◆ SOURCE RECORDS
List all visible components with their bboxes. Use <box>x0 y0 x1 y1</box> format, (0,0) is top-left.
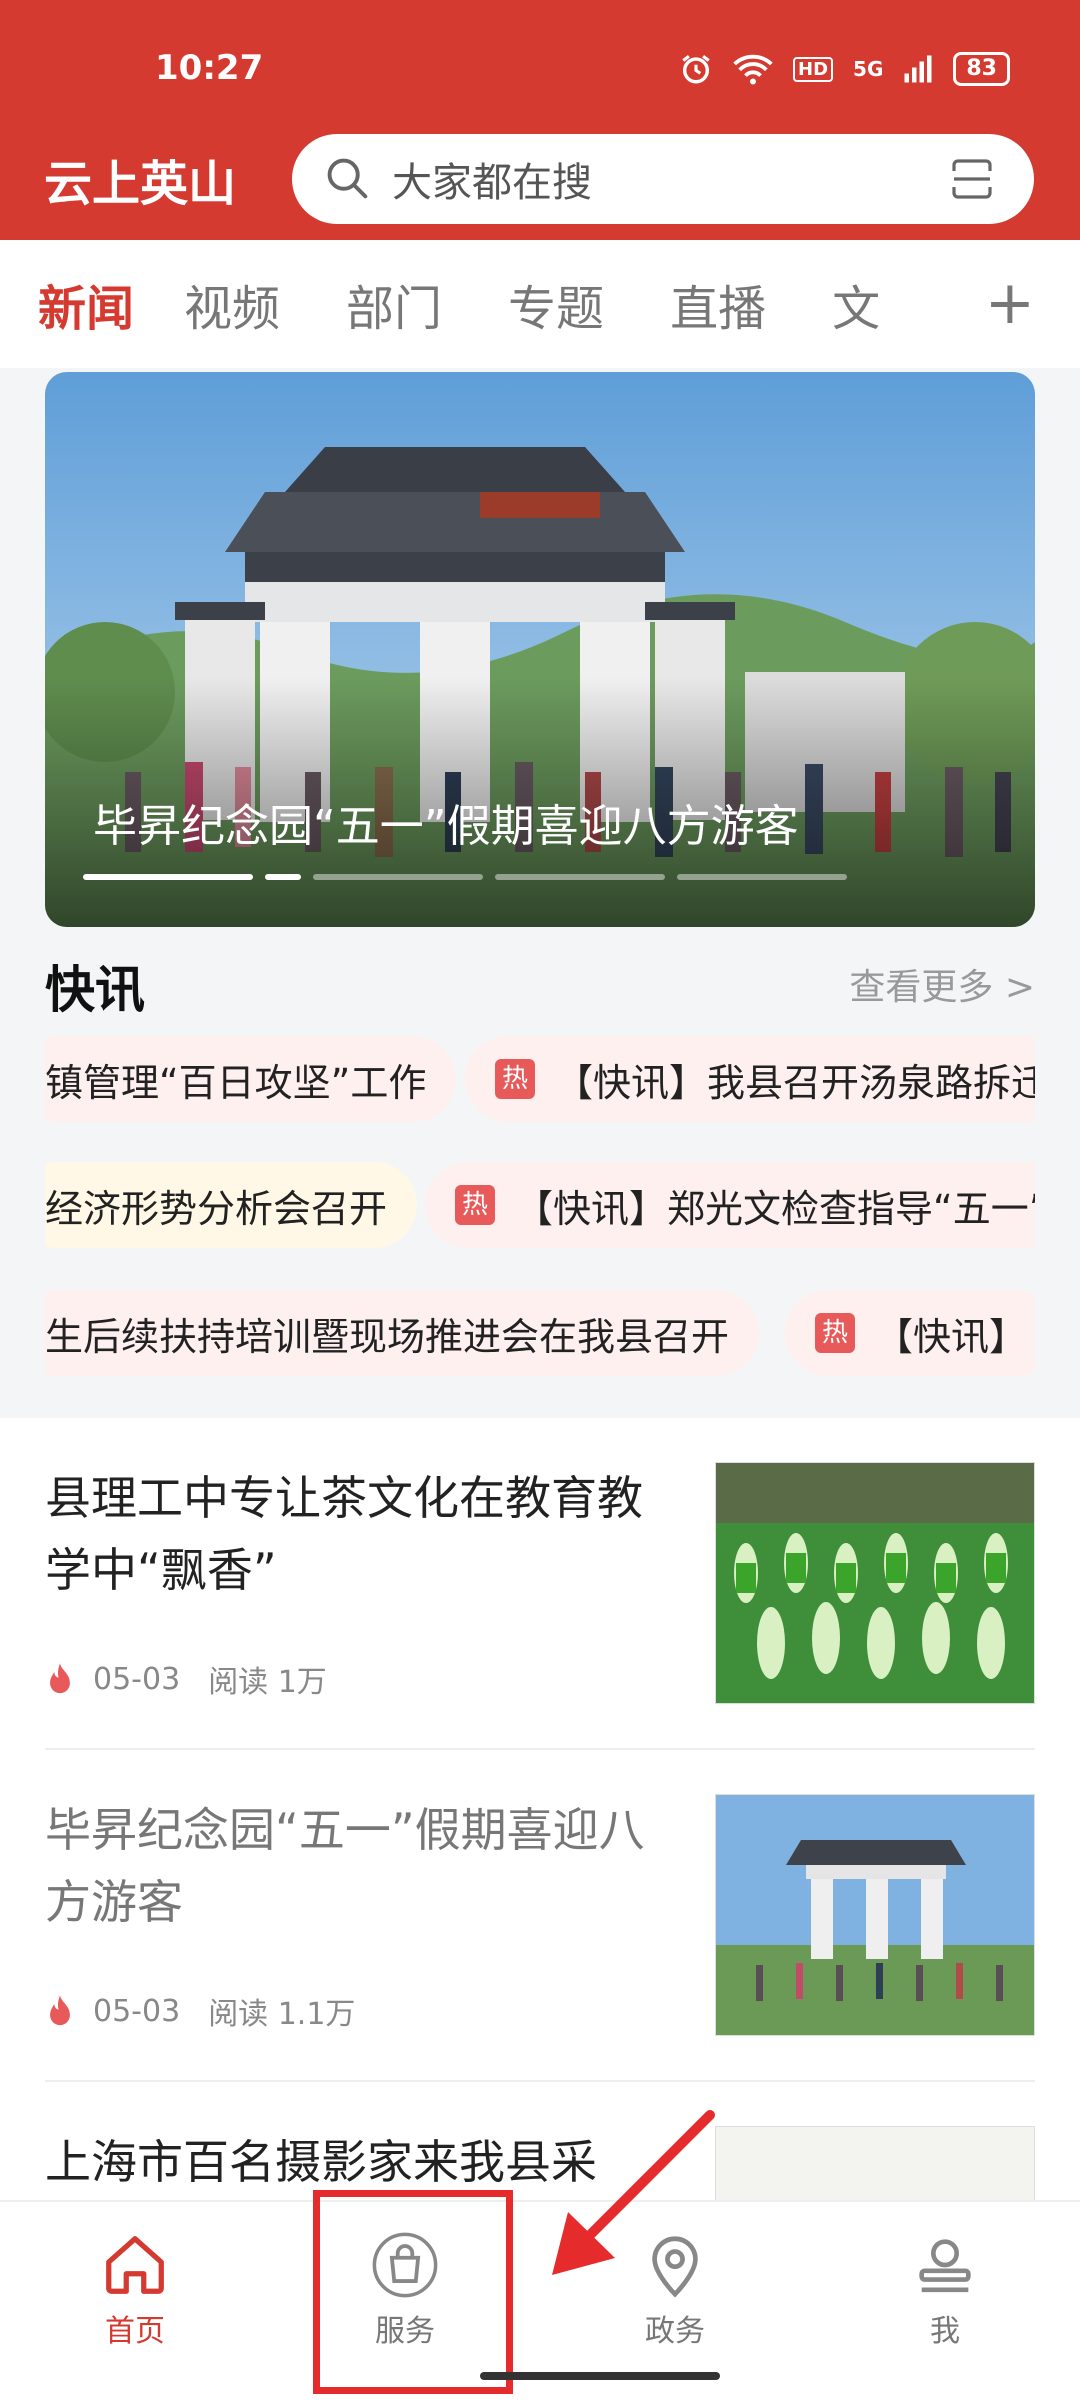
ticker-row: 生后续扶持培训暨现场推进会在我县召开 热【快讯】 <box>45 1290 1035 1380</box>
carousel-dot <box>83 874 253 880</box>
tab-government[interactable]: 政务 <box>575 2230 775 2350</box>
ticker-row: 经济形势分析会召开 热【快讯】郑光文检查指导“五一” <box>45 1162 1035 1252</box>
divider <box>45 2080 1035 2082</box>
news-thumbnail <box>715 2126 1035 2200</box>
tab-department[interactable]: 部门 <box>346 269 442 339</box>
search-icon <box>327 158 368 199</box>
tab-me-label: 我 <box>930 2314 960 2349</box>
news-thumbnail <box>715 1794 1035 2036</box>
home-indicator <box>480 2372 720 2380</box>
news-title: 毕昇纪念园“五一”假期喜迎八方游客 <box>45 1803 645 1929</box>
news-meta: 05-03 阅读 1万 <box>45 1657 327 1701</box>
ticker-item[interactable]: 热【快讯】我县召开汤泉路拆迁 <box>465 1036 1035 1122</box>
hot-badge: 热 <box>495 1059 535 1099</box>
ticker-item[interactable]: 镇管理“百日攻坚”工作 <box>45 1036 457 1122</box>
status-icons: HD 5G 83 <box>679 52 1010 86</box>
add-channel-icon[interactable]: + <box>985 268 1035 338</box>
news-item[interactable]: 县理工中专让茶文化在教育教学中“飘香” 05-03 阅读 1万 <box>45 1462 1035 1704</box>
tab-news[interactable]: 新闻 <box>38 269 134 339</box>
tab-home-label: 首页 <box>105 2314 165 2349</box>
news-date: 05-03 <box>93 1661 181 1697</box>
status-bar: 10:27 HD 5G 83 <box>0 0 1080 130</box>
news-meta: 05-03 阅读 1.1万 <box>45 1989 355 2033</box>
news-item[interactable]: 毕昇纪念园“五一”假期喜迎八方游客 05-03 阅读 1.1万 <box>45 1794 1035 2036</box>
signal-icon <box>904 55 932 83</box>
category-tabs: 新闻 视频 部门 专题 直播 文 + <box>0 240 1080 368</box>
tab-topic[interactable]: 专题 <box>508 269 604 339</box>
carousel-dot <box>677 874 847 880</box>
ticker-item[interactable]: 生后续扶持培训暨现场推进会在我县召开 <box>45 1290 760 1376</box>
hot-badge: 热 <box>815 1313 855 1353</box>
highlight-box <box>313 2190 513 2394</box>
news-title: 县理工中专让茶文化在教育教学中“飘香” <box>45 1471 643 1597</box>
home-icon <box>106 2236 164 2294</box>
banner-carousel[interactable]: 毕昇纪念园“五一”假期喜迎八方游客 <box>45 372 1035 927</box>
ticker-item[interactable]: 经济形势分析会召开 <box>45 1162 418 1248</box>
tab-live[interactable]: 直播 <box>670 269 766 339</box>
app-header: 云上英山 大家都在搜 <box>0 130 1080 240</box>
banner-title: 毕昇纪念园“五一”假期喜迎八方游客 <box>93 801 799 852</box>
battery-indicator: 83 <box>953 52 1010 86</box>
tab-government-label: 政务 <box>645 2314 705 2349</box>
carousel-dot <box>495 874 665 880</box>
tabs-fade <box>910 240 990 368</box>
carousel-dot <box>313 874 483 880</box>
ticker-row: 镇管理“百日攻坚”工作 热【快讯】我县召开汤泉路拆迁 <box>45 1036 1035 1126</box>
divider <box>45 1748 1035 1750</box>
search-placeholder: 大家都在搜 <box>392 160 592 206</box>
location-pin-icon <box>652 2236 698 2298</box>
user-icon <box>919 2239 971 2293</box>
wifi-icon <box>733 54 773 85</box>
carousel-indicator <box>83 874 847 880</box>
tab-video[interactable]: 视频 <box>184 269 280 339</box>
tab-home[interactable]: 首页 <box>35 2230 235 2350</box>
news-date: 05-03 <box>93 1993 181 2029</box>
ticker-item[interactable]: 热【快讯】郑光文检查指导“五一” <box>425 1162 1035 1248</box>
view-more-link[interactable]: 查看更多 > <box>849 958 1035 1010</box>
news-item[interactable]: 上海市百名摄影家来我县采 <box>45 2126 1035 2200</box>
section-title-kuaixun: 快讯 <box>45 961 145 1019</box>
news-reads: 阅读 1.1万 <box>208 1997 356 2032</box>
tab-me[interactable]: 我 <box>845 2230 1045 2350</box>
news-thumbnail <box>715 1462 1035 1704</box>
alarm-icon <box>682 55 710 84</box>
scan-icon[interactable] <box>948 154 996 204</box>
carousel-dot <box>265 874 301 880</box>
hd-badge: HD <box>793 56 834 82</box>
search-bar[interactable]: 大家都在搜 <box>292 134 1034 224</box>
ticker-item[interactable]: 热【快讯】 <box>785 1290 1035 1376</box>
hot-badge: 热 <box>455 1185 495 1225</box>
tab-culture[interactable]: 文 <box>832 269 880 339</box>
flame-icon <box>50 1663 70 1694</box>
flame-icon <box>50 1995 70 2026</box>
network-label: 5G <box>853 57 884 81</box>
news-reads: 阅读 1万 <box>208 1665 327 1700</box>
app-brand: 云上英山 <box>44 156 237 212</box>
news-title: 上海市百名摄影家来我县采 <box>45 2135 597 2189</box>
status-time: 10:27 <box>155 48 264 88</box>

◆ WORK INSTRUCTIONS
Extract every line of the listing above, reproducing each one verbatim, and leave the picture out of your answer.

◆ FINISHED ANSWER
List all visible components with their bboxes. Use <box>x0 y0 x1 y1</box> format, (0,0) is top-left.
ticker-row: 生后续扶持培训暨现场推进会在我县召开 热【快讯】 <box>45 1290 1035 1380</box>
carousel-dot <box>83 874 253 880</box>
tab-government[interactable]: 政务 <box>575 2230 775 2350</box>
ticker-row: 经济形势分析会召开 热【快讯】郑光文检查指导“五一” <box>45 1162 1035 1252</box>
divider <box>45 2080 1035 2082</box>
news-thumbnail <box>715 2126 1035 2200</box>
tab-department[interactable]: 部门 <box>346 269 442 339</box>
search-icon <box>327 158 368 199</box>
tab-me-label: 我 <box>930 2314 960 2349</box>
news-thumbnail <box>715 1794 1035 2036</box>
home-indicator <box>480 2372 720 2380</box>
news-title: 毕昇纪念园“五一”假期喜迎八方游客 <box>45 1803 645 1929</box>
news-meta: 05-03 阅读 1万 <box>45 1657 327 1701</box>
ticker-item[interactable]: 热【快讯】我县召开汤泉路拆迁 <box>465 1036 1035 1122</box>
hot-badge: 热 <box>495 1059 535 1099</box>
ticker-item[interactable]: 镇管理“百日攻坚”工作 <box>45 1036 457 1122</box>
status-icons: HD 5G 83 <box>679 52 1010 86</box>
add-channel-icon[interactable]: + <box>985 268 1035 338</box>
news-item[interactable]: 县理工中专让茶文化在教育教学中“飘香” 05-03 阅读 1万 <box>45 1462 1035 1704</box>
tab-news[interactable]: 新闻 <box>38 269 134 339</box>
tab-home-label: 首页 <box>105 2314 165 2349</box>
news-date: 05-03 <box>93 1661 181 1697</box>
status-bar: 10:27 HD 5G 83 <box>0 0 1080 130</box>
news-meta: 05-03 阅读 1.1万 <box>45 1989 355 2033</box>
news-item[interactable]: 毕昇纪念园“五一”假期喜迎八方游客 05-03 阅读 1.1万 <box>45 1794 1035 2036</box>
signal-icon <box>904 55 932 83</box>
category-tabs: 新闻 视频 部门 专题 直播 文 + <box>0 240 1080 368</box>
tab-topic[interactable]: 专题 <box>508 269 604 339</box>
carousel-dot <box>677 874 847 880</box>
ticker-item[interactable]: 生后续扶持培训暨现场推进会在我县召开 <box>45 1290 760 1376</box>
hot-badge: 热 <box>815 1313 855 1353</box>
highlight-box <box>313 2190 513 2394</box>
news-title: 县理工中专让茶文化在教育教学中“飘香” <box>45 1471 643 1597</box>
home-icon <box>106 2236 164 2294</box>
banner-carousel[interactable]: 毕昇纪念园“五一”假期喜迎八方游客 <box>45 372 1035 927</box>
ticker-item[interactable]: 经济形势分析会召开 <box>45 1162 418 1248</box>
tab-live[interactable]: 直播 <box>670 269 766 339</box>
app-header: 云上英山 大家都在搜 <box>0 130 1080 240</box>
banner-title: 毕昇纪念园“五一”假期喜迎八方游客 <box>93 801 799 852</box>
battery-indicator: 83 <box>953 52 1010 86</box>
tab-government-label: 政务 <box>645 2314 705 2349</box>
carousel-dot <box>495 874 665 880</box>
tabs-fade <box>910 240 990 368</box>
carousel-dot <box>313 874 483 880</box>
ticker-row: 镇管理“百日攻坚”工作 热【快讯】我县召开汤泉路拆迁 <box>45 1036 1035 1126</box>
divider <box>45 1748 1035 1750</box>
search-placeholder: 大家都在搜 <box>392 160 592 206</box>
location-pin-icon <box>652 2236 698 2298</box>
user-icon <box>919 2239 971 2293</box>
wifi-icon <box>733 54 773 85</box>
carousel-indicator <box>83 874 847 880</box>
tab-video[interactable]: 视频 <box>184 269 280 339</box>
tab-home[interactable]: 首页 <box>35 2230 235 2350</box>
news-date: 05-03 <box>93 1993 181 2029</box>
ticker-item[interactable]: 热【快讯】郑光文检查指导“五一” <box>425 1162 1035 1248</box>
view-more-link[interactable]: 查看更多 > <box>849 958 1035 1010</box>
news-item[interactable]: 上海市百名摄影家来我县采 <box>45 2126 1035 2200</box>
section-title-kuaixun: 快讯 <box>45 961 145 1019</box>
news-reads: 阅读 1.1万 <box>208 1997 356 2032</box>
tab-me[interactable]: 我 <box>845 2230 1045 2350</box>
news-thumbnail <box>715 1462 1035 1704</box>
alarm-icon <box>682 55 710 84</box>
scan-icon[interactable] <box>948 154 996 204</box>
carousel-dot <box>265 874 301 880</box>
hd-badge: HD <box>793 56 834 82</box>
search-bar[interactable]: 大家都在搜 <box>292 134 1034 224</box>
ticker-item[interactable]: 热【快讯】 <box>785 1290 1035 1376</box>
hot-badge: 热 <box>455 1185 495 1225</box>
tab-culture[interactable]: 文 <box>832 269 880 339</box>
flame-icon <box>50 1663 70 1694</box>
flame-icon <box>50 1995 70 2026</box>
network-label: 5G <box>853 57 884 81</box>
news-reads: 阅读 1万 <box>208 1665 327 1700</box>
app-brand: 云上英山 <box>44 156 237 212</box>
news-title: 上海市百名摄影家来我县采 <box>45 2135 597 2189</box>
status-time: 10:27 <box>155 48 264 88</box>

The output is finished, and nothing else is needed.